# Neural Net Backprop Weight updating Pseudo code help please

Here is my code for Backpropagation weight updating. It's a simple network with 1 hidden layer and 1 output neuron. The activation function of both hidden and output layer uses tanh. I propagate the error using the gamma variables in the code. The problem is I get very small change in the average error after the first iteration. I'm using initial weights randomly between -0.1 and 0.1 and learning rate of 0.03. Inputs are roughly between -0.001 and 0.001. Target output is between -0.5 and 0.5. I just want to check if the code is correct. I've tried higher values for learning rate and initial weights and the error actually goes up and settles around 1.0. Now is the code wrong or do I just need to fine tune the initial weights and learning rate? Many thanks for your replies!

ERROR = 0.5 * MathPow( (TARGET - output), 2 );

double gamma = ERROR * ( 1 - ( output * output ) );

// HIDDEN-OUTPUT LAYER UPDATE...
for ( int i=0; i<HIDDEN_LAYER_SIZE; i++ )

[Saved data entries]
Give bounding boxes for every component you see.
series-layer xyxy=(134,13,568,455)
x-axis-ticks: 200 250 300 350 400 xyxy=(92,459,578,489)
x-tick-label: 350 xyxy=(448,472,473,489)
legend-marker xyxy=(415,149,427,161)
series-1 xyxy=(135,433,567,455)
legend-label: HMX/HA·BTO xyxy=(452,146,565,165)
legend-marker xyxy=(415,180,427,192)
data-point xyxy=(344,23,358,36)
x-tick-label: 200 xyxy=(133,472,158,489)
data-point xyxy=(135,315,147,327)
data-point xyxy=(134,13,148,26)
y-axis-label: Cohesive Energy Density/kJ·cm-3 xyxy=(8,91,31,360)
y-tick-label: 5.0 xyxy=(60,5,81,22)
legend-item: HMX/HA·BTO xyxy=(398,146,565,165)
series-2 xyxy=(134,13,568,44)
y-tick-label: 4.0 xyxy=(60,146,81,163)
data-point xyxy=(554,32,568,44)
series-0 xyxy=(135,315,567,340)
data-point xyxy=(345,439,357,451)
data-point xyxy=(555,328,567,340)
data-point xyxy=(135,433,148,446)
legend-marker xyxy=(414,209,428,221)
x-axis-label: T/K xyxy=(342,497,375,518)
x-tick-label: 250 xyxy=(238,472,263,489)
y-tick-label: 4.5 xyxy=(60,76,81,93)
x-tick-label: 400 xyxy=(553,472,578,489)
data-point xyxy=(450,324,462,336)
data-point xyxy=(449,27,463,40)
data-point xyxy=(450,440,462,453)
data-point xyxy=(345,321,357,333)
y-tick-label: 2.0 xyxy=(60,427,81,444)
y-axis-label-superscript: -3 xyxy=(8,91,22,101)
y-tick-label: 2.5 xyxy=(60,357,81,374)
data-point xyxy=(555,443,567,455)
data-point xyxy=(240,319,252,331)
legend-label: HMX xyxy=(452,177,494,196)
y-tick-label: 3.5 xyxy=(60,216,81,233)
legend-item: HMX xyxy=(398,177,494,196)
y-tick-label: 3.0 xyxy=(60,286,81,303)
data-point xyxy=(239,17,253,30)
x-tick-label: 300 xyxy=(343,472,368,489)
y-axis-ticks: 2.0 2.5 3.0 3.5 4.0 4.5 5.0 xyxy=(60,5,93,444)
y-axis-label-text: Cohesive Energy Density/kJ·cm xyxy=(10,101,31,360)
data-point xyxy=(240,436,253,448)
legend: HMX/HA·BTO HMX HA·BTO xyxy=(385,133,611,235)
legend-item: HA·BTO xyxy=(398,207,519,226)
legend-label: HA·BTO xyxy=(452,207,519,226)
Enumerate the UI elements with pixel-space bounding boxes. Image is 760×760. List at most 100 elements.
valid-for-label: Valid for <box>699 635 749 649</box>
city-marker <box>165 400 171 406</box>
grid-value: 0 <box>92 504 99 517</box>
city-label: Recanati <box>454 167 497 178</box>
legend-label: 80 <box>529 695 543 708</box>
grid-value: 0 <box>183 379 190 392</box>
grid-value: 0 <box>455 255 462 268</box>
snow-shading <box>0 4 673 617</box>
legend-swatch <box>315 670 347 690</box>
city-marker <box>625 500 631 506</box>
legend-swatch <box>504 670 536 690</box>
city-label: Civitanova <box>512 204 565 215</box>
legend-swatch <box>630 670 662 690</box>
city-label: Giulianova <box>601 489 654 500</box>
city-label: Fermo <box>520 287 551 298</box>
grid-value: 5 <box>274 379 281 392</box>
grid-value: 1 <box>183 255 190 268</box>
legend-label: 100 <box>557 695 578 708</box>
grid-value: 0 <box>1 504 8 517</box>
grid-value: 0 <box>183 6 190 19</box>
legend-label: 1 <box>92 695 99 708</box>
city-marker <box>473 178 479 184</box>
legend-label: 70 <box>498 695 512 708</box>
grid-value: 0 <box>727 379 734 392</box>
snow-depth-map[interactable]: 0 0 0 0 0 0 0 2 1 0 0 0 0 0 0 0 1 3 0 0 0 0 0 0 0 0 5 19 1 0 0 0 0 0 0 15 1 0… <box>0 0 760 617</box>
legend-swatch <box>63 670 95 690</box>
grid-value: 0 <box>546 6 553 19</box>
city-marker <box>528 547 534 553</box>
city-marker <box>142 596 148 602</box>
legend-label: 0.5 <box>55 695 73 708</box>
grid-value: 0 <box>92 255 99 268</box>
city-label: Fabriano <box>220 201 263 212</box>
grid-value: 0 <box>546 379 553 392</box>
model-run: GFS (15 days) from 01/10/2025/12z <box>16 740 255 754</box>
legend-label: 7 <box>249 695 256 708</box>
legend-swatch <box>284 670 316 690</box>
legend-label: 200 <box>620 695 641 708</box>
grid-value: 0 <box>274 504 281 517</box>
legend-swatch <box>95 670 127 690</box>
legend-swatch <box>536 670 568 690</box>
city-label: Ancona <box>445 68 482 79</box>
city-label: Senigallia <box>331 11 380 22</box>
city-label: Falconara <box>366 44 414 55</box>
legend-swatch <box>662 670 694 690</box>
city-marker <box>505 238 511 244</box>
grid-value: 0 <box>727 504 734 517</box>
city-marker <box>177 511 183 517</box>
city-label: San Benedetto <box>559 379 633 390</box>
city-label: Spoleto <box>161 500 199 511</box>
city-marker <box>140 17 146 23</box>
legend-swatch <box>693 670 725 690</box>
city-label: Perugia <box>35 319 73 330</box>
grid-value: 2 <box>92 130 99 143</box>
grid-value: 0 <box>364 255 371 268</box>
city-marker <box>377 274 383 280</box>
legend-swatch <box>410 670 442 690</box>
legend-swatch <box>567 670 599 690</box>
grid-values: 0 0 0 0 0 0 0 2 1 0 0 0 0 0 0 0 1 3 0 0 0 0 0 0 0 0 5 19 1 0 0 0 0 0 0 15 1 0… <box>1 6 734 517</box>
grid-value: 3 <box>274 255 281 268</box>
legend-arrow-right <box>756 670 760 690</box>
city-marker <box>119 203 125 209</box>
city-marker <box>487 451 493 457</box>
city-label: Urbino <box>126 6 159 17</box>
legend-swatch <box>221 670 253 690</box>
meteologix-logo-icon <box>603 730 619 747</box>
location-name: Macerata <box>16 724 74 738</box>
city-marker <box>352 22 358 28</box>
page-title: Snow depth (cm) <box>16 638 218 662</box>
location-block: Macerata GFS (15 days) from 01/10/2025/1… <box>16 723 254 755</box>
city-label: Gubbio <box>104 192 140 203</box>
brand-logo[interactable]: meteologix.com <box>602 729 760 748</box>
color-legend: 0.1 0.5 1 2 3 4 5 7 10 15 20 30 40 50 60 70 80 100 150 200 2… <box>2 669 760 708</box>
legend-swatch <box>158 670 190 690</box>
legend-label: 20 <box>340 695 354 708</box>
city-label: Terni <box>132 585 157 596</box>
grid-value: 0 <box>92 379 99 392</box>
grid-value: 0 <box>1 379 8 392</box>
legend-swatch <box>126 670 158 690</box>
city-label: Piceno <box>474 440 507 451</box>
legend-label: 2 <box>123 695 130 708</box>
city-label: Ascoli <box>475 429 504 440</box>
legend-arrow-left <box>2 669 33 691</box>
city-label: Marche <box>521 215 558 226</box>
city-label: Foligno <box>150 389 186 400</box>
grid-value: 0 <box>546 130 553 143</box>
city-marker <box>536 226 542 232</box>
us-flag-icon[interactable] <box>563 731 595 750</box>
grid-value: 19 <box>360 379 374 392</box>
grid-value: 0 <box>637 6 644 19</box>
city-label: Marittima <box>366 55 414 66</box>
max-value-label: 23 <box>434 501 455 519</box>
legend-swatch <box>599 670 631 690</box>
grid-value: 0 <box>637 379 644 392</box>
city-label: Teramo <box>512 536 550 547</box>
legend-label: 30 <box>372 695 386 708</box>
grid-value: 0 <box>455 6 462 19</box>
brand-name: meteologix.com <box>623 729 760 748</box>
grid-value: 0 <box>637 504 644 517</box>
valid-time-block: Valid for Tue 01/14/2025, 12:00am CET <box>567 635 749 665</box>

The tasks:
[1] In the code of the backpropagation post, list every identifier written entirely in capital letters.
[2] Reproduce the backpropagation post word for word from "# Neural Net" to "for your replies!".
None of the items is needed here.

Answers to the exercise:
[1] ERROR, TARGET, HIDDEN_LAYER_SIZE

[2]
# Neural Net Backprop Weight updating Pseudo code help please

Here is my code for Backpropagation weight updating. It's a simple network with 1 hidden layer and 1 output neuron. The activation function of both hidden and output layer uses tanh. I propagate the error using the gamma variables in the code. The problem is I get very small change in the average error after the first iteration. I'm using initial weights randomly between -0.1 and 0.1 and learning rate of 0.03. Inputs are roughly between -0.001 and 0.001. Target output is between -0.5 and 0.5. I just want to check if the code is correct. I've tried higher values for learning rate and initial weights and the error actually goes up and settles around 1.0. Now is the code wrong or do I just need to fine tune the initial weights and learning rate? Many thanks for your replies!